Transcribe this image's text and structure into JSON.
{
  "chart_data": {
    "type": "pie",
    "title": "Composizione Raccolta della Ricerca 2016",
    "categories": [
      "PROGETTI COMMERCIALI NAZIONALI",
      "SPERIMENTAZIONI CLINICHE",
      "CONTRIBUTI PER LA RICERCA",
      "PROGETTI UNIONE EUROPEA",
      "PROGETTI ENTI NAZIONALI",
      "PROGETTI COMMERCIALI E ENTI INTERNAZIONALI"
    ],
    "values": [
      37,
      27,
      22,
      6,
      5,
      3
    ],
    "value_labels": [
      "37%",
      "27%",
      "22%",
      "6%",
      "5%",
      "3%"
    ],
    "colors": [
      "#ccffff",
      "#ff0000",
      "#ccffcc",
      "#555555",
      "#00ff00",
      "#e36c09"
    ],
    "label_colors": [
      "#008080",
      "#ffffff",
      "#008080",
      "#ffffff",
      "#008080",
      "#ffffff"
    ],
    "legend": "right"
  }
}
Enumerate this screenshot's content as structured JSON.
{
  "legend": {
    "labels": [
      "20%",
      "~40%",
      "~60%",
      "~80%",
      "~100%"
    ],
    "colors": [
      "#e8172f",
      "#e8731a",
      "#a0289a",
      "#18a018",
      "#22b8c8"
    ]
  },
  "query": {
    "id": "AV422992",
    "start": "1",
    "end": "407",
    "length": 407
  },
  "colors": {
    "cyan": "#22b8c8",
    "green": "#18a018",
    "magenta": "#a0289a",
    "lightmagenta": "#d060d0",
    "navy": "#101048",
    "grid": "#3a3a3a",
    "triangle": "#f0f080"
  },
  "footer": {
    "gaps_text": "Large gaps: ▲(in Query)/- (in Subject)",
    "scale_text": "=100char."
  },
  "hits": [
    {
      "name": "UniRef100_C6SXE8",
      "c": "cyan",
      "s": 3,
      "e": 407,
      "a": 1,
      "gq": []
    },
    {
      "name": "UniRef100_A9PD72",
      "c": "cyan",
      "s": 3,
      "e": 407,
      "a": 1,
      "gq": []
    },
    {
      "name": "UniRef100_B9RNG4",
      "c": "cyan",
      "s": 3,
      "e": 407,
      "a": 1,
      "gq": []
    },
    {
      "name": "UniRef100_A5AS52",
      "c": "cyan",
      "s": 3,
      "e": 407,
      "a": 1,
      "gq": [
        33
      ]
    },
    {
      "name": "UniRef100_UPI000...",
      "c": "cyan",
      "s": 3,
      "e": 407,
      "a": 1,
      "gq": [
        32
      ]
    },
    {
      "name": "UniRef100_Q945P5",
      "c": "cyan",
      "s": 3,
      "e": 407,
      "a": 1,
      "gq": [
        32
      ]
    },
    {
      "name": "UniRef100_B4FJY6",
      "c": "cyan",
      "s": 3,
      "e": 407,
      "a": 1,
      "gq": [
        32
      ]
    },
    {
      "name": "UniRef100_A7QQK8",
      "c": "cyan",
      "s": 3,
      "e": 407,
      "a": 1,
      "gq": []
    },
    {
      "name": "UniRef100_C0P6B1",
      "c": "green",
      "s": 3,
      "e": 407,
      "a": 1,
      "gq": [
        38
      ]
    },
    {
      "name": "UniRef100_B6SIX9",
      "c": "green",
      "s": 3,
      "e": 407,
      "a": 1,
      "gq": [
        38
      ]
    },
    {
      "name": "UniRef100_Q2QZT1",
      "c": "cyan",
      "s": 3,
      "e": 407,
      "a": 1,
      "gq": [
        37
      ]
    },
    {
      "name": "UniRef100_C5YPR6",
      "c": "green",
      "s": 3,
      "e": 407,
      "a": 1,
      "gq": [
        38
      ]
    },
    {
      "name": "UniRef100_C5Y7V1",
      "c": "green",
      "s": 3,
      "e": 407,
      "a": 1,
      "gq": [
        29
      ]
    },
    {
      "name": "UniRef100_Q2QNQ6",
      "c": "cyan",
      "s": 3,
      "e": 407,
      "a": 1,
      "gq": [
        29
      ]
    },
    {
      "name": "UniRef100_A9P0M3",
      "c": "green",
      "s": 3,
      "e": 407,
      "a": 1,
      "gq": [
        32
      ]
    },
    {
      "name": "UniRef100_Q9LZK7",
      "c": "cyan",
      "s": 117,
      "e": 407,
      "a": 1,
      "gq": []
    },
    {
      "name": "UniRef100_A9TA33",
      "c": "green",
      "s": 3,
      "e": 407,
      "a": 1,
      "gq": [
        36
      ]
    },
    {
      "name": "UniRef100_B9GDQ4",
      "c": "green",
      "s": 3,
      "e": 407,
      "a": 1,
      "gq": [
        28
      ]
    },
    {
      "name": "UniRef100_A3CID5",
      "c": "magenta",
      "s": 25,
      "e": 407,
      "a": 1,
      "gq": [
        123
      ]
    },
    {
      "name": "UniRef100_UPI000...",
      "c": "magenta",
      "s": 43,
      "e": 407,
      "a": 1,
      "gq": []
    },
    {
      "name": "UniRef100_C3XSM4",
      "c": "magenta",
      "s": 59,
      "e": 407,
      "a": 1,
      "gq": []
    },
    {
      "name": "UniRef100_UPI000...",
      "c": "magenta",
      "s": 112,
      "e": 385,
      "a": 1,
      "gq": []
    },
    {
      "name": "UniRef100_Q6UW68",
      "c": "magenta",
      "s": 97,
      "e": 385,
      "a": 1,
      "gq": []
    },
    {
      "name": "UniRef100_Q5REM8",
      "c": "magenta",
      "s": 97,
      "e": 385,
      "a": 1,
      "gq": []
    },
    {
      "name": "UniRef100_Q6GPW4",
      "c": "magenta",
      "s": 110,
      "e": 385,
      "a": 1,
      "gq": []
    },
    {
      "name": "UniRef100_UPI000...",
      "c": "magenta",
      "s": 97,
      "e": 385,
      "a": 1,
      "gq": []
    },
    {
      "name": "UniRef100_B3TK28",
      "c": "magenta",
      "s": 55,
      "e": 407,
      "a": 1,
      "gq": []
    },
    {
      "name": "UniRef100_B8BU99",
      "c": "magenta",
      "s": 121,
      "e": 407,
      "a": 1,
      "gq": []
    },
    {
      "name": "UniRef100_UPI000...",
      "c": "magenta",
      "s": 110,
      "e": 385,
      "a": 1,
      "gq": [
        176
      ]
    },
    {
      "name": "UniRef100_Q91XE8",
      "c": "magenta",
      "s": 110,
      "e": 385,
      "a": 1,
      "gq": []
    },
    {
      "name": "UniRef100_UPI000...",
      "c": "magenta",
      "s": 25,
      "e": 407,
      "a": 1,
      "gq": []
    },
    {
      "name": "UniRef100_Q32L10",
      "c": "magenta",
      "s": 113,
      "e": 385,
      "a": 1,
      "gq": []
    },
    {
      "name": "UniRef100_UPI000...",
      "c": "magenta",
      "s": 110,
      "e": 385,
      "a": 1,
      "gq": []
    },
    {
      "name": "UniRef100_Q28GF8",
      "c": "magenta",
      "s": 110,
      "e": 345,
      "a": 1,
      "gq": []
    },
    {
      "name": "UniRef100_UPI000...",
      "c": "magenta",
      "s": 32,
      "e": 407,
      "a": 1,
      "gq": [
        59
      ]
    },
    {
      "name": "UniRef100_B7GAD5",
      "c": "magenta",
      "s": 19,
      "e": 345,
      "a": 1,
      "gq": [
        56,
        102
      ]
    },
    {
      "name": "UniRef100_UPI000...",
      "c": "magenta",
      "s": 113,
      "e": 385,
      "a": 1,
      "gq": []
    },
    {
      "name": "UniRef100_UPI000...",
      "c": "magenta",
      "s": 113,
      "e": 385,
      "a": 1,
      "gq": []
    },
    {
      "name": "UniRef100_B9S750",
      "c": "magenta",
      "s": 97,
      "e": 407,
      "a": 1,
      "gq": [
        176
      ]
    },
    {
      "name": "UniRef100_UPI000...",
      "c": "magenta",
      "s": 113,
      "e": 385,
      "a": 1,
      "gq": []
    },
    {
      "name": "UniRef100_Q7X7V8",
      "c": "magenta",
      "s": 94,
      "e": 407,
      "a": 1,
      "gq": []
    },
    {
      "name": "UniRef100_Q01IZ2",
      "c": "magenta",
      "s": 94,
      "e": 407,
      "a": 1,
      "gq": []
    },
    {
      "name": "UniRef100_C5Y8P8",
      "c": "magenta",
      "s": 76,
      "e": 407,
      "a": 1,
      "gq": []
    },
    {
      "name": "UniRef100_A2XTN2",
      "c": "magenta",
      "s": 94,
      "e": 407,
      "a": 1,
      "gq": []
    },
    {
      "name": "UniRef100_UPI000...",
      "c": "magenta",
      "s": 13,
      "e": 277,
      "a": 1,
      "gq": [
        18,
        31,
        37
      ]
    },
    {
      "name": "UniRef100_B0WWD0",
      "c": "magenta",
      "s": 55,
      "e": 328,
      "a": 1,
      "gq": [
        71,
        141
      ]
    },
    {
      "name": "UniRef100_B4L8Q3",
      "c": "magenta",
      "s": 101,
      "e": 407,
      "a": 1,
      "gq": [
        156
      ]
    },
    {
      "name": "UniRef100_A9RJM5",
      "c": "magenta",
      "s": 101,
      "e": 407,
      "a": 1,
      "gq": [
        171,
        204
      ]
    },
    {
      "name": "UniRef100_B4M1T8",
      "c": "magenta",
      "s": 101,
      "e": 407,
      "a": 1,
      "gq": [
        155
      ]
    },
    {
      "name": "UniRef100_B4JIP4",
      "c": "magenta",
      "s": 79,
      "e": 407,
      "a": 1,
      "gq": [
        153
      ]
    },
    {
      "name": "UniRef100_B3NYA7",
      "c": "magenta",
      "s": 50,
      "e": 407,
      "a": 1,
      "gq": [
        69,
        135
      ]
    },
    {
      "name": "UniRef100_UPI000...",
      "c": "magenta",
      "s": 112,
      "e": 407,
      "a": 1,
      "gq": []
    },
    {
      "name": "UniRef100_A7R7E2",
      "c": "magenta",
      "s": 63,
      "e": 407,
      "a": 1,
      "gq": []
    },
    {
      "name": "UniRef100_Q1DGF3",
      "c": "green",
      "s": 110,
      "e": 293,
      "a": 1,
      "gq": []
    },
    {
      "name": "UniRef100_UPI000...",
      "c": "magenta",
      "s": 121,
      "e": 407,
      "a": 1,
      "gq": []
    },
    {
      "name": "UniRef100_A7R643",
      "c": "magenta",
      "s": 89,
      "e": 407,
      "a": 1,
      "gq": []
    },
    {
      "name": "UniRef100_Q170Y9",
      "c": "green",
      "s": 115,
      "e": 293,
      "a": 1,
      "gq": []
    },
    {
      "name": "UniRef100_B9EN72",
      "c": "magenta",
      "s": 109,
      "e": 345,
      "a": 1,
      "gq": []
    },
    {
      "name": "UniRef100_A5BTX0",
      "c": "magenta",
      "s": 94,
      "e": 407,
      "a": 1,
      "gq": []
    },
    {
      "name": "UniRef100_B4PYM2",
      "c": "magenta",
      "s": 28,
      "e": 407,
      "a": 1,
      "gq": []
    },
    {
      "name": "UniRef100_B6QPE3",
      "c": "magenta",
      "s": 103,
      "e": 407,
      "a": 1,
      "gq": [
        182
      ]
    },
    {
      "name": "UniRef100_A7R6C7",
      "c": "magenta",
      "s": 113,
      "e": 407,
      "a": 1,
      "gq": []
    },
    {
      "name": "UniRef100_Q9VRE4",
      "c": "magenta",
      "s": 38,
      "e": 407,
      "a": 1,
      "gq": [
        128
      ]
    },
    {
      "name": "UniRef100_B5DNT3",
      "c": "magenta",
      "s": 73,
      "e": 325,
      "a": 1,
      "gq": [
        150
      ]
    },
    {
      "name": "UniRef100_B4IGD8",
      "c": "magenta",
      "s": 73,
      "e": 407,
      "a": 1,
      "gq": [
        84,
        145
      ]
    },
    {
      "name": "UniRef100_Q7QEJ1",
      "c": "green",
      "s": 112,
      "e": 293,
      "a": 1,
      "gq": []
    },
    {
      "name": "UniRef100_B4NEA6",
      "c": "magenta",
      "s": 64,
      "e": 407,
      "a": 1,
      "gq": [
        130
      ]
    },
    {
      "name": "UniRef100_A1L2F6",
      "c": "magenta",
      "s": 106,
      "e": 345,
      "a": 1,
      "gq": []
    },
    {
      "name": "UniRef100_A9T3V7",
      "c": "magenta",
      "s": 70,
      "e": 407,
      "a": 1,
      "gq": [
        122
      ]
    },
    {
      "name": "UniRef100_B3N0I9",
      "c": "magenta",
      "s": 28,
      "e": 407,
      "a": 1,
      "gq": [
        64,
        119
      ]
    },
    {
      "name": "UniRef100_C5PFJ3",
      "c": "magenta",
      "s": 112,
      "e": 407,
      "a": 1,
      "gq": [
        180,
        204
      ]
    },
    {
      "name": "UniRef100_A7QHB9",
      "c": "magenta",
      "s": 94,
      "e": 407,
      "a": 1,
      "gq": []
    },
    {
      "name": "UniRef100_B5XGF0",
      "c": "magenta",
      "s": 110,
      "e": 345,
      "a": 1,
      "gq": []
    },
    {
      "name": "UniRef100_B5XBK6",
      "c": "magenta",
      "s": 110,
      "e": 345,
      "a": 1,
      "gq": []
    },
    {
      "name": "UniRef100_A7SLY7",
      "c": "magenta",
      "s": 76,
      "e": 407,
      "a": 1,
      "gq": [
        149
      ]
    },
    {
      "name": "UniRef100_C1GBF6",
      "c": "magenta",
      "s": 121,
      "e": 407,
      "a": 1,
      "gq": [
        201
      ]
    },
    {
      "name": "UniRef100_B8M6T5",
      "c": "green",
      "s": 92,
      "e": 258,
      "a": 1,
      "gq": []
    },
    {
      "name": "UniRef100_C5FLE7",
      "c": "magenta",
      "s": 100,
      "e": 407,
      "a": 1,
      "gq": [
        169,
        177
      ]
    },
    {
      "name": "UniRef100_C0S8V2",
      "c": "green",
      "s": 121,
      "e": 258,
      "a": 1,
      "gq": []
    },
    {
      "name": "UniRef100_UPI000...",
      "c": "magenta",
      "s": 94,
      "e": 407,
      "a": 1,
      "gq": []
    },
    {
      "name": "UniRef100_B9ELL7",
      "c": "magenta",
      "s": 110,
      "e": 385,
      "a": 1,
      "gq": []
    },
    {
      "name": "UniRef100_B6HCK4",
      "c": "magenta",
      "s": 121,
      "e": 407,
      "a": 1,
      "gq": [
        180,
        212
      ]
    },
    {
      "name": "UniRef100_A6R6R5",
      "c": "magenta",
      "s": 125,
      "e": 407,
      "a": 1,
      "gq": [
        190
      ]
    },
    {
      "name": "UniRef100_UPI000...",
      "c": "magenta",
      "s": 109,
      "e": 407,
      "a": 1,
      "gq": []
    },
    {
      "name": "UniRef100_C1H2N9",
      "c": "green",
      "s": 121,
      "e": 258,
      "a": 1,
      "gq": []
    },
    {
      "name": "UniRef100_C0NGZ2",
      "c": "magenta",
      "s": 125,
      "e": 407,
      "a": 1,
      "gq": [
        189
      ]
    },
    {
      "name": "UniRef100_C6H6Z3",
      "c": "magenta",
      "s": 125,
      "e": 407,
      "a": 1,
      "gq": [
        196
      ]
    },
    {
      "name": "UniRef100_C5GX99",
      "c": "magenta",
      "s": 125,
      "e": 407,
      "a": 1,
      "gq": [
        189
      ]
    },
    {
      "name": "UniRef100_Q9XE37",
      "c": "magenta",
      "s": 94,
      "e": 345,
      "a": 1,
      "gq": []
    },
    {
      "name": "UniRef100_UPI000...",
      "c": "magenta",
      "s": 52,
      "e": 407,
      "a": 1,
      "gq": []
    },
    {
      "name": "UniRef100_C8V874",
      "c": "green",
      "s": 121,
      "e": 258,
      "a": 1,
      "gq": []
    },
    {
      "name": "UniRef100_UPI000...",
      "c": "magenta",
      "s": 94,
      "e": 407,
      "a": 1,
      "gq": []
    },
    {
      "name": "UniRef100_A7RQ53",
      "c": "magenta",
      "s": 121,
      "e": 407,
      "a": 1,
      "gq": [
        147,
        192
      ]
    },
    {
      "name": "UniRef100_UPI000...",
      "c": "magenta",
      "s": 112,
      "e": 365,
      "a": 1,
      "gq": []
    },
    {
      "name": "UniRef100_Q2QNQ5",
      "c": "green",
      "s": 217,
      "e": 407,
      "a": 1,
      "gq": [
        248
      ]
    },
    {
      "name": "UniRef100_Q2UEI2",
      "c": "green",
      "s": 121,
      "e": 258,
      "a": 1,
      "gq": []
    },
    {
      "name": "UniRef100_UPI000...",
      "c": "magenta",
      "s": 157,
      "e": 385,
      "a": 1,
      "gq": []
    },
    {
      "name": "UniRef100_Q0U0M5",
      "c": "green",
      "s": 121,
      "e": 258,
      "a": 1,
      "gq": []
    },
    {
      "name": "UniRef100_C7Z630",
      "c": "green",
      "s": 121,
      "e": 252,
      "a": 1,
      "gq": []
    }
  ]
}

☆ ☆ ☆ ☆ ☆ ☆ ☆

Looking at the data above, show all lines where the word "this" occurs.

Transcribe this image's text and structure into JSON.
Enumerate this screenshot's content as structured JSON.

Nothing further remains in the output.